Task description: Quote the full listing word for word.

+ + + + +

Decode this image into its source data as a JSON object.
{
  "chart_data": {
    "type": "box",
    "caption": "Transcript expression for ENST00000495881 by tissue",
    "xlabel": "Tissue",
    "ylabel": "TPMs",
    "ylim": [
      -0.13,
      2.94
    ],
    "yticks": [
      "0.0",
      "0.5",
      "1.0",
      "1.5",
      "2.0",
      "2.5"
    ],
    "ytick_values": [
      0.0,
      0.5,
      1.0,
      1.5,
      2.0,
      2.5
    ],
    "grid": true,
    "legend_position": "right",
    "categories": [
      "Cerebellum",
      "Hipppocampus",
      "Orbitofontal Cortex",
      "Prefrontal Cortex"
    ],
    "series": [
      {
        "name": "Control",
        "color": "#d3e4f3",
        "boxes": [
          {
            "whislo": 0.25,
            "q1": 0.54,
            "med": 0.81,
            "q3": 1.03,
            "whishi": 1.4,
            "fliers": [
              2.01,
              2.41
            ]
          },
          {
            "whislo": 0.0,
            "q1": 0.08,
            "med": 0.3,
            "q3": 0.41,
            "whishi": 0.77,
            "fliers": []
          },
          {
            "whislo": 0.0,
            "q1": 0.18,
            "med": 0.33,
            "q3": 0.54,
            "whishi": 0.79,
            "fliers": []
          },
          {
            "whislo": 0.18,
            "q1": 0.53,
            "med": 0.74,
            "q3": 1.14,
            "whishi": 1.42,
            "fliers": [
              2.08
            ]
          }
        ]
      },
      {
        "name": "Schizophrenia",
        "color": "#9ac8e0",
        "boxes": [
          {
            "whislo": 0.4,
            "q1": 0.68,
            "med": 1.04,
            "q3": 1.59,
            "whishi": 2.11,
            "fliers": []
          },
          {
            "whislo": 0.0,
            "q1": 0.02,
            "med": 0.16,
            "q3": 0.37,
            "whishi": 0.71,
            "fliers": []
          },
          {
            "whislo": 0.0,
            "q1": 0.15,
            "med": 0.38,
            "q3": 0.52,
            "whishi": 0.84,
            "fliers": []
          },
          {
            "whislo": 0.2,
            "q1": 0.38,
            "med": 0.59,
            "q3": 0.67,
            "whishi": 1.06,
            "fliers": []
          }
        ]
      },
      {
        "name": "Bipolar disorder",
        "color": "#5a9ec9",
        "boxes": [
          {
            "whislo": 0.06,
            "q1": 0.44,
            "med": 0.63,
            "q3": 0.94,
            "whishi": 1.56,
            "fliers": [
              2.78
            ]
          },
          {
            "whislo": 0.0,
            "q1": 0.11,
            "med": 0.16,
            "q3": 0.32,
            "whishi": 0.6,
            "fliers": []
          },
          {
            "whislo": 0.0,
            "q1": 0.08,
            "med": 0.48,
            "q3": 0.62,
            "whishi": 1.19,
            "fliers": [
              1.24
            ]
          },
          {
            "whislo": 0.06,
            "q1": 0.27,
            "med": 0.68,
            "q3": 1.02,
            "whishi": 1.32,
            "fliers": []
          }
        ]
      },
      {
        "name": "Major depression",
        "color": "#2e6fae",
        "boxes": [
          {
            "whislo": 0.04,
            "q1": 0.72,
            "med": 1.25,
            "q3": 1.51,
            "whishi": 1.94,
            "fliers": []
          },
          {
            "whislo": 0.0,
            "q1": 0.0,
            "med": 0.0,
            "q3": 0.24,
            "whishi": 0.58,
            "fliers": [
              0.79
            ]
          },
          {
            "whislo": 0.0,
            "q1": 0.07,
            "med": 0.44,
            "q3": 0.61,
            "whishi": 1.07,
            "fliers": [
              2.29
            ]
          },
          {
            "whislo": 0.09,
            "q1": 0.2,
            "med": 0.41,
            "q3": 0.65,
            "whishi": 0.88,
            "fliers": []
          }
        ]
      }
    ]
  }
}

+ + + + +

Complete response:
Decode this image into its source data as a JSON object.
{
  "chart_data": {
    "type": "box",
    "caption": "Transcript expression for ENST00000495881 by tissue",
    "xlabel": "Tissue",
    "ylabel": "TPMs",
    "ylim": [
      -0.13,
      2.94
    ],
    "yticks": [
      "0.0",
      "0.5",
      "1.0",
      "1.5",
      "2.0",
      "2.5"
    ],
    "ytick_values": [
      0.0,
      0.5,
      1.0,
      1.5,
      2.0,
      2.5
    ],
    "grid": true,
    "legend_position": "right",
    "categories": [
      "Cerebellum",
      "Hipppocampus",
      "Orbitofontal Cortex",
      "Prefrontal Cortex"
    ],
    "series": [
      {
        "name": "Control",
        "color": "#d3e4f3",
        "boxes": [
          {
            "whislo": 0.25,
            "q1": 0.54,
            "med": 0.81,
            "q3": 1.03,
            "whishi": 1.4,
            "fliers": [
              2.01,
              2.41
            ]
          },
          {
            "whislo": 0.0,
            "q1": 0.08,
            "med": 0.3,
            "q3": 0.41,
            "whishi": 0.77,
            "fliers": []
          },
          {
            "whislo": 0.0,
            "q1": 0.18,
            "med": 0.33,
            "q3": 0.54,
            "whishi": 0.79,
            "fliers": []
          },
          {
            "whislo": 0.18,
            "q1": 0.53,
            "med": 0.74,
            "q3": 1.14,
            "whishi": 1.42,
            "fliers": [
              2.08
            ]
          }
        ]
      },
      {
        "name": "Schizophrenia",
        "color": "#9ac8e0",
        "boxes": [
          {
            "whislo": 0.4,
            "q1": 0.68,
            "med": 1.04,
            "q3": 1.59,
            "whishi": 2.11,
            "fliers": []
          },
          {
            "whislo": 0.0,
            "q1": 0.02,
            "med": 0.16,
            "q3": 0.37,
            "whishi": 0.71,
            "fliers": []
          },
          {
            "whislo": 0.0,
            "q1": 0.15,
            "med": 0.38,
            "q3": 0.52,
            "whishi": 0.84,
            "fliers": []
          },
          {
            "whislo": 0.2,
            "q1": 0.38,
            "med": 0.59,
            "q3": 0.67,
            "whishi": 1.06,
            "fliers": []
          }
        ]
      },
      {
        "name": "Bipolar disorder",
        "color": "#5a9ec9",
        "boxes": [
          {
            "whislo": 0.06,
            "q1": 0.44,
            "med": 0.63,
            "q3": 0.94,
            "whishi": 1.56,
            "fliers": [
              2.78
            ]
          },
          {
            "whislo": 0.0,
            "q1": 0.11,
            "med": 0.16,
            "q3": 0.32,
            "whishi": 0.6,
            "fliers": []
          },
          {
            "whislo": 0.0,
            "q1": 0.08,
            "med": 0.48,
            "q3": 0.62,
            "whishi": 1.19,
            "fliers": [
              1.24
            ]
          },
          {
            "whislo": 0.06,
            "q1": 0.27,
            "med": 0.68,
            "q3": 1.02,
            "whishi": 1.32,
            "fliers": []
          }
        ]
      },
      {
        "name": "Major depression",
        "color": "#2e6fae",
        "boxes": [
          {
            "whislo": 0.04,
            "q1": 0.72,
            "med": 1.25,
            "q3": 1.51,
            "whishi": 1.94,
            "fliers": []
          },
          {
            "whislo": 0.0,
            "q1": 0.0,
            "med": 0.0,
            "q3": 0.24,
            "whishi": 0.58,
            "fliers": [
              0.79
            ]
          },
          {
            "whislo": 0.0,
            "q1": 0.07,
            "med": 0.44,
            "q3": 0.61,
            "whishi": 1.07,
            "fliers": [
              2.29
            ]
          },
          {
            "whislo": 0.09,
            "q1": 0.2,
            "med": 0.41,
            "q3": 0.65,
            "whishi": 0.88,
            "fliers": []
          }
        ]
      }
    ]
  }
}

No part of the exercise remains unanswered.